▸ WHAT IS REQUIRED:
In the material below, count the lines with the word "JSON" and state that number only.

▸ DATA RECORDS:
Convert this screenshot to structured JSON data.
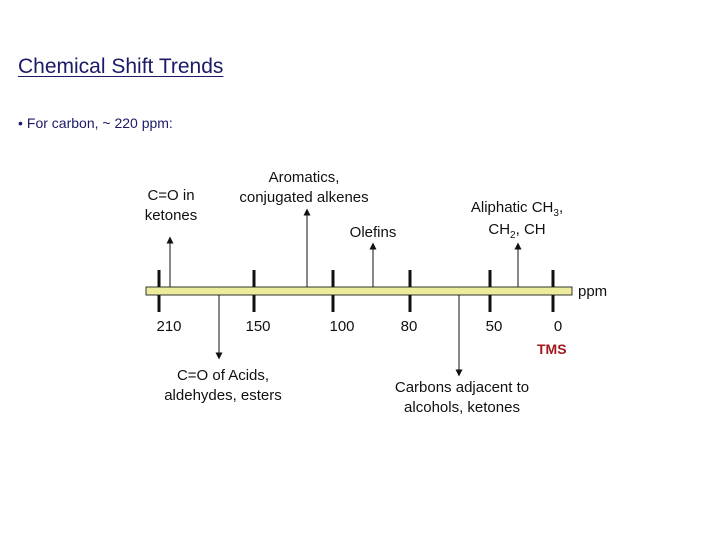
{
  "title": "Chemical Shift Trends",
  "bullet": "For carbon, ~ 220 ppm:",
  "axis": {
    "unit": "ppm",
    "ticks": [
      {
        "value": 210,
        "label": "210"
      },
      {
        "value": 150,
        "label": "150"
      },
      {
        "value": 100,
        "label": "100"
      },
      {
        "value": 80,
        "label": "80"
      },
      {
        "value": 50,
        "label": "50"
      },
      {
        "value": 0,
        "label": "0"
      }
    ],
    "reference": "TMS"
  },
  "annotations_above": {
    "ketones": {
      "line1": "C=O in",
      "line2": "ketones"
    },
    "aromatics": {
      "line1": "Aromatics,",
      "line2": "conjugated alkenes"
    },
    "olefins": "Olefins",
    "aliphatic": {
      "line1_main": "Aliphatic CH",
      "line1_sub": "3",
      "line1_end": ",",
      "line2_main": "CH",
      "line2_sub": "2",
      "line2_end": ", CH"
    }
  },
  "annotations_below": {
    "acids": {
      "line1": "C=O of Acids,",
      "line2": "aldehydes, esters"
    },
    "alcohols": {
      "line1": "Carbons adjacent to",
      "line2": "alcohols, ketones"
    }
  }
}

---

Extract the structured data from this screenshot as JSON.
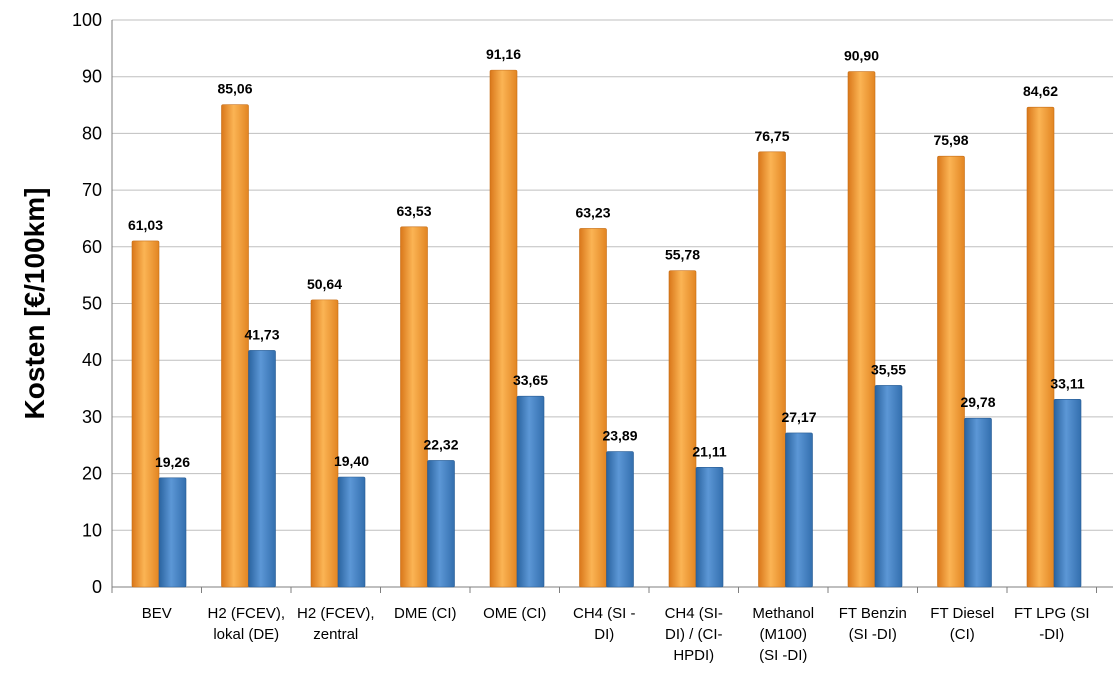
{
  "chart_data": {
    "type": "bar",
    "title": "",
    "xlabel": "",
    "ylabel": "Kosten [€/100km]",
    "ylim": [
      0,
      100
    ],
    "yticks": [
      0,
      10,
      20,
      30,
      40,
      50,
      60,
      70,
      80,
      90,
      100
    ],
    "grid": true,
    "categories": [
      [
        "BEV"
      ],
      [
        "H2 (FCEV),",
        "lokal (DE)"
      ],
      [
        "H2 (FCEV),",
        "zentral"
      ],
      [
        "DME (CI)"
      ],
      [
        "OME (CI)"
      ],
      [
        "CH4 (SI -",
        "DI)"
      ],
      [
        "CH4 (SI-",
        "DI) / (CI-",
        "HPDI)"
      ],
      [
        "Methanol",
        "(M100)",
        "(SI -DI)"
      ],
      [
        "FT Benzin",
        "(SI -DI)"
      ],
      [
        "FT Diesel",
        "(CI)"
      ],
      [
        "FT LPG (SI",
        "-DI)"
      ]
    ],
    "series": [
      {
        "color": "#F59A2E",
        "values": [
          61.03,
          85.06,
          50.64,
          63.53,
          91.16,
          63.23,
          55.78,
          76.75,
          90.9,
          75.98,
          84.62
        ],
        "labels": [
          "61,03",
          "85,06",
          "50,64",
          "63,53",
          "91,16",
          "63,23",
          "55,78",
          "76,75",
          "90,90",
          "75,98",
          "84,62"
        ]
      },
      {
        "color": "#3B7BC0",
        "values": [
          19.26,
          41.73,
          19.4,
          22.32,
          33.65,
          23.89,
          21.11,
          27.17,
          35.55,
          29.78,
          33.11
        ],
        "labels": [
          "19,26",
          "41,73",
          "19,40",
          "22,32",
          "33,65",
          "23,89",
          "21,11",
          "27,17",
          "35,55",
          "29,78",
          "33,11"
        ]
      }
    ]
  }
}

▸ ANSWER:
2